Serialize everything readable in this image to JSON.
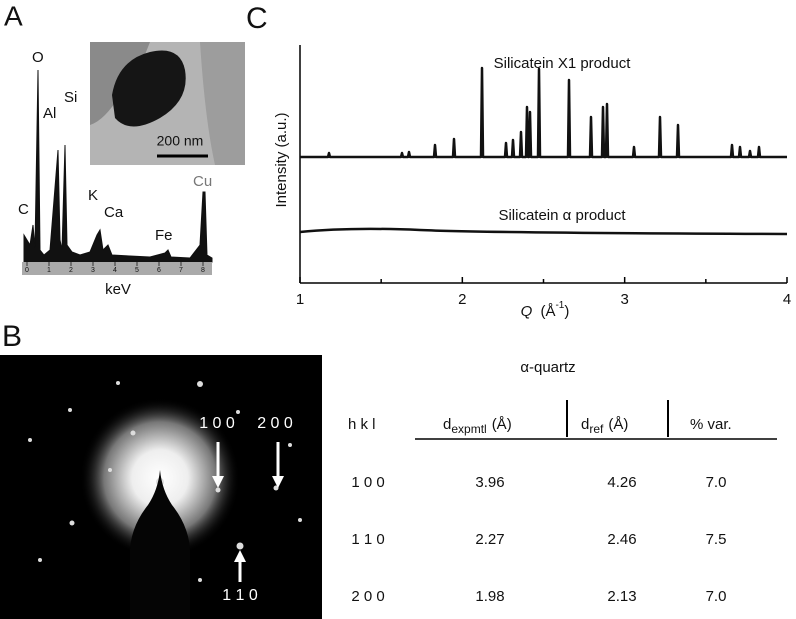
{
  "panel_a": {
    "label": "A",
    "elements": [
      "C",
      "O",
      "Al",
      "Si",
      "K",
      "Ca",
      "Fe",
      "Cu"
    ],
    "xticks": [
      0,
      1,
      2,
      3,
      4,
      5,
      6,
      7,
      8
    ],
    "xlabel": "keV",
    "scale_bar": "200 nm"
  },
  "panel_b": {
    "label": "B",
    "spot_labels": [
      "1 0 0",
      "2 0 0",
      "1 1 0"
    ],
    "table": {
      "title": "α-quartz",
      "headers": [
        {
          "text": "h k l"
        },
        {
          "symbol": "d",
          "subscript": "expmtl",
          "unit": "(Å)"
        },
        {
          "symbol": "d",
          "subscript": "ref",
          "unit": "(Å)"
        },
        {
          "text": "% var."
        }
      ],
      "rows": [
        [
          "1 0 0",
          "3.96",
          "4.26",
          "7.0"
        ],
        [
          "1 1 0",
          "2.27",
          "2.46",
          "7.5"
        ],
        [
          "2 0 0",
          "1.98",
          "2.13",
          "7.0"
        ]
      ]
    }
  },
  "panel_c": {
    "label": "C",
    "xlim": [
      1,
      4
    ],
    "xticks": [
      1,
      2,
      3,
      4
    ],
    "xlabel": {
      "symbol": "Q",
      "unit_open": "(Å",
      "superscript": "-1",
      "unit_close": ")"
    },
    "ylabel": "Intensity (a.u.)",
    "series_labels": [
      "Silicatein X1 product",
      "Silicatein α product"
    ]
  }
}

* Problem description *
Copy out every line of the data that includes "Silicatein".

* Written solution *
      "Silicatein X1 product",
      "Silicatein α product"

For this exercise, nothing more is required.